Problem:
Extract each line where the string "name" shows up.

* * *

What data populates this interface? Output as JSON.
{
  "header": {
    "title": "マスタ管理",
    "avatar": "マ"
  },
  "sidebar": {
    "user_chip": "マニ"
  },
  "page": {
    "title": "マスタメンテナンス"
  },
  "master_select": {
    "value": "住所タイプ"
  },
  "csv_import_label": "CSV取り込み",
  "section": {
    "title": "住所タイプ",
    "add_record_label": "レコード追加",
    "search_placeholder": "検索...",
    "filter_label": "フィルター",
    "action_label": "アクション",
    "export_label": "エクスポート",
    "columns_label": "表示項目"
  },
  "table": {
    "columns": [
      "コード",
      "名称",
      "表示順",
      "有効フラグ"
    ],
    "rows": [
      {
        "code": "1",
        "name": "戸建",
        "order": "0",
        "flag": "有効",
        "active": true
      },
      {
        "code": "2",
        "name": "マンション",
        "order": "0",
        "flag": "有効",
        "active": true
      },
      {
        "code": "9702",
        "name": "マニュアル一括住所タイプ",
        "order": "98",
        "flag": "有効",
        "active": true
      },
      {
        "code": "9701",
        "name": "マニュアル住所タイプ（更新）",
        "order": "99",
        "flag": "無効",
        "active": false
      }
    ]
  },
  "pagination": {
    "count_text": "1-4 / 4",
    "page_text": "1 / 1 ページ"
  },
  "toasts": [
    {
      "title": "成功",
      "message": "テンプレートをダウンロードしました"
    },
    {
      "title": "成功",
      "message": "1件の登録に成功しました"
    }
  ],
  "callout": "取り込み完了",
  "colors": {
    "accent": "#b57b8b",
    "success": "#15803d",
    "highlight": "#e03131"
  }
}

* * *

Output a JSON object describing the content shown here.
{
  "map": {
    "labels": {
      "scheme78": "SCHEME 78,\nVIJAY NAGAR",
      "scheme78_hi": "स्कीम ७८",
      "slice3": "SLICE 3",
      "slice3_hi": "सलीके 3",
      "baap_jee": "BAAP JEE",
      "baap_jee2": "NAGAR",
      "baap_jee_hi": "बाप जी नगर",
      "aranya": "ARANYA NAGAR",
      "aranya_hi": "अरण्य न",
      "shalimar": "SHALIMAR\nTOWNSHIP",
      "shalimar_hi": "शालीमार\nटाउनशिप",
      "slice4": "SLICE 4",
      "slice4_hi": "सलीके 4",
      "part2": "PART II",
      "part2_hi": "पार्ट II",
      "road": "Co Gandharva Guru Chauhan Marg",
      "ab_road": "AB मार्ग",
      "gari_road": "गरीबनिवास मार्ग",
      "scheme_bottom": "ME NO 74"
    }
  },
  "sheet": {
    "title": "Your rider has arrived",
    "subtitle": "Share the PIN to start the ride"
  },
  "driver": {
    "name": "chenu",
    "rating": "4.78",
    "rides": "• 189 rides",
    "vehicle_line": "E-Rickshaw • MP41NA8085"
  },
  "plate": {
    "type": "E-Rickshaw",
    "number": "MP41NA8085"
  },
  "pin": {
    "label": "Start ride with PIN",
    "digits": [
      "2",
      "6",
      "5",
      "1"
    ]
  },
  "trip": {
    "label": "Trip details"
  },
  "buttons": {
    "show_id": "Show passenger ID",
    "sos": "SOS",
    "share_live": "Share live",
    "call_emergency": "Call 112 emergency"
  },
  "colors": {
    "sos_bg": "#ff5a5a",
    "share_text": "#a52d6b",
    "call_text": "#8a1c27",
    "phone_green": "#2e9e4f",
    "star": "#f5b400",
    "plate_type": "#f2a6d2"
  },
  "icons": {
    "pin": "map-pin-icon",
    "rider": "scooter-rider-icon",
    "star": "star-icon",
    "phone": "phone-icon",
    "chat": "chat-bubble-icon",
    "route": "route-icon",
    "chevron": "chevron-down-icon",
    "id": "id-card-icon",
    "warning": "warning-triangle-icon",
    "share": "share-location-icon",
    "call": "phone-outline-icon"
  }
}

* * *

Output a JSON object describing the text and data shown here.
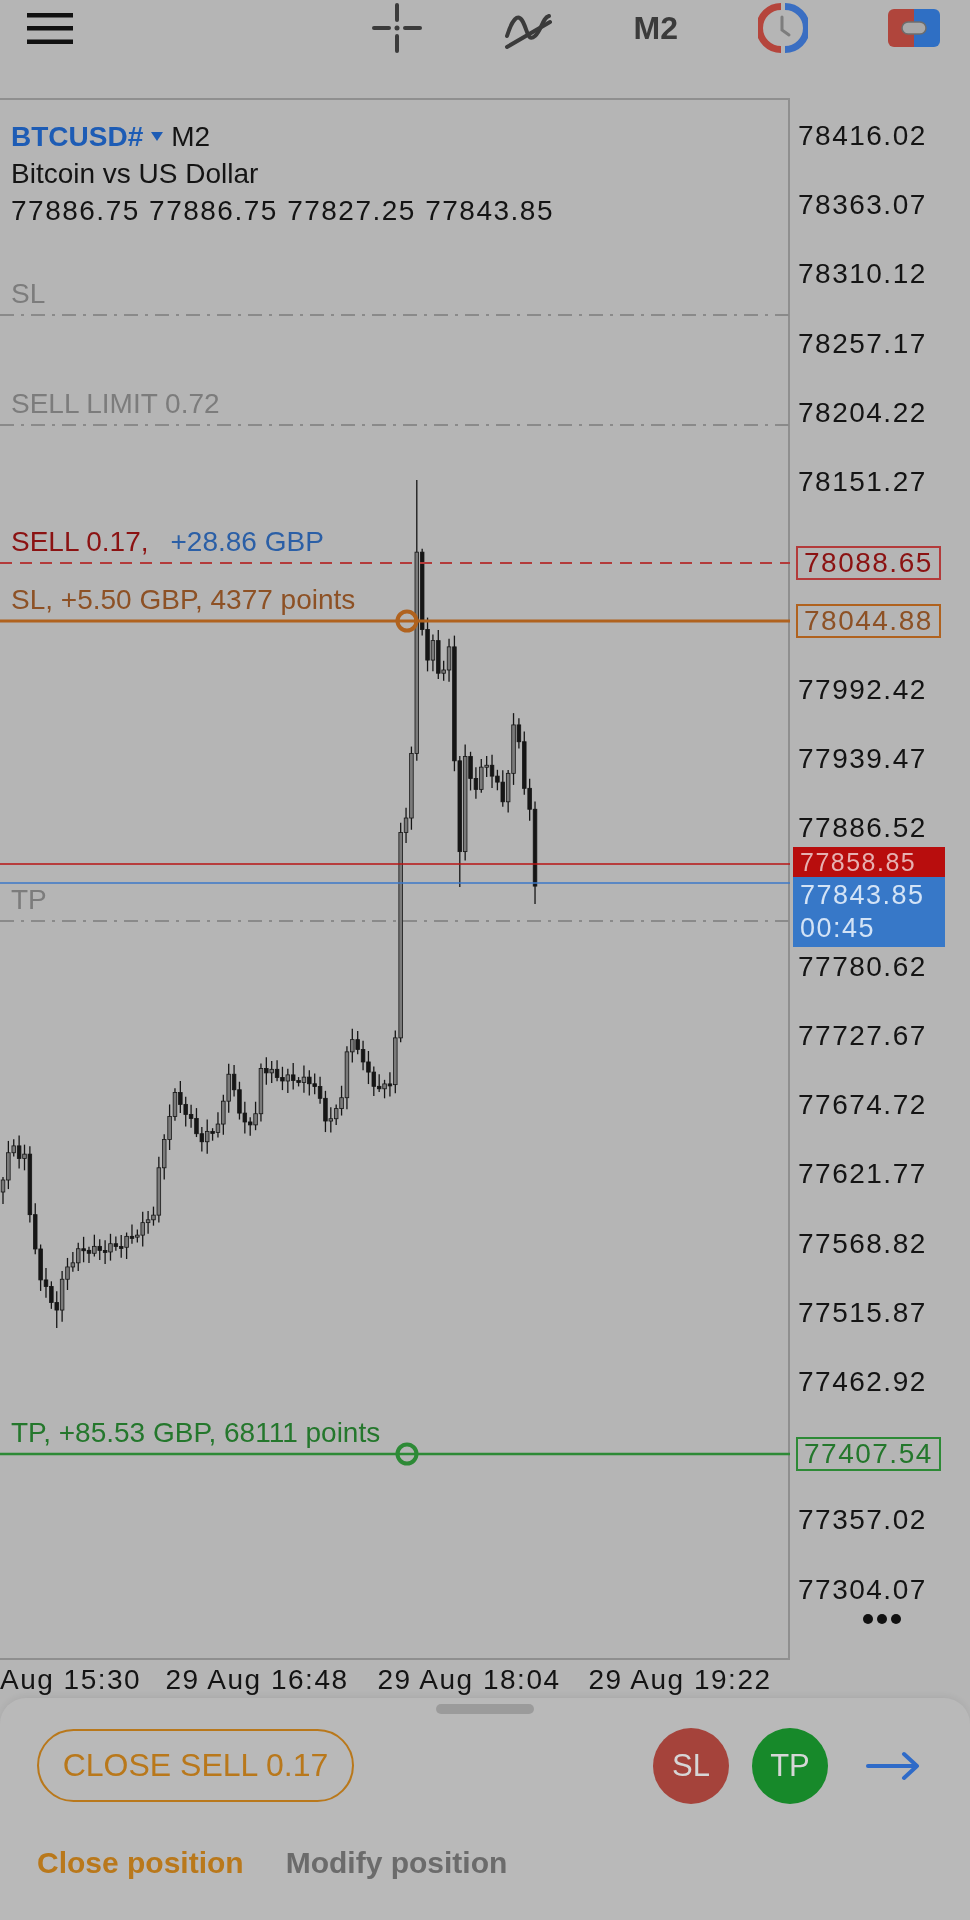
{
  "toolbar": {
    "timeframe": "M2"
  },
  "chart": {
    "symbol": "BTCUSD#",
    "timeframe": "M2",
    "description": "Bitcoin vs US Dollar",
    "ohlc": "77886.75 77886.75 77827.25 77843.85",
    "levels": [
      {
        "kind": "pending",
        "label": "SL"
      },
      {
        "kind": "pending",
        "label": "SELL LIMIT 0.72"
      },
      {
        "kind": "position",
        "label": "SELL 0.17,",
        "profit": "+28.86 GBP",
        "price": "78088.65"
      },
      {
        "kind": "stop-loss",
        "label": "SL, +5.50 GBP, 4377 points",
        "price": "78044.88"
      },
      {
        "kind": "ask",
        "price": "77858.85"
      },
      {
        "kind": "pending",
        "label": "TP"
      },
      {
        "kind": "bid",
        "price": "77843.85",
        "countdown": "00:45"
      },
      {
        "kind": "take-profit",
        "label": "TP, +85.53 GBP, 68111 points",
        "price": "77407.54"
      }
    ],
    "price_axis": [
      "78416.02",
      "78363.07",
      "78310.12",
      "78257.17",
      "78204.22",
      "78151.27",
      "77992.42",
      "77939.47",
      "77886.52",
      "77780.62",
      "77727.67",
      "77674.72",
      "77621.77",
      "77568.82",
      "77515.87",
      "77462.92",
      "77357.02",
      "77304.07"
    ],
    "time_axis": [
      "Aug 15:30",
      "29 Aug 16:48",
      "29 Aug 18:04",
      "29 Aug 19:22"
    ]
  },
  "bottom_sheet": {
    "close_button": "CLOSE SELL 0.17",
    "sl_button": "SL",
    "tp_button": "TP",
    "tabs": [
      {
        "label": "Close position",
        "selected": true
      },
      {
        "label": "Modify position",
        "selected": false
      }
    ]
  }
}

* * *

Answer below:
        "name": "戸建",
        "name": "マンション",
        "name": "マニュアル一括住所タイプ",
        "name": "マニュアル住所タイプ（更新）",
    "name": "chenu",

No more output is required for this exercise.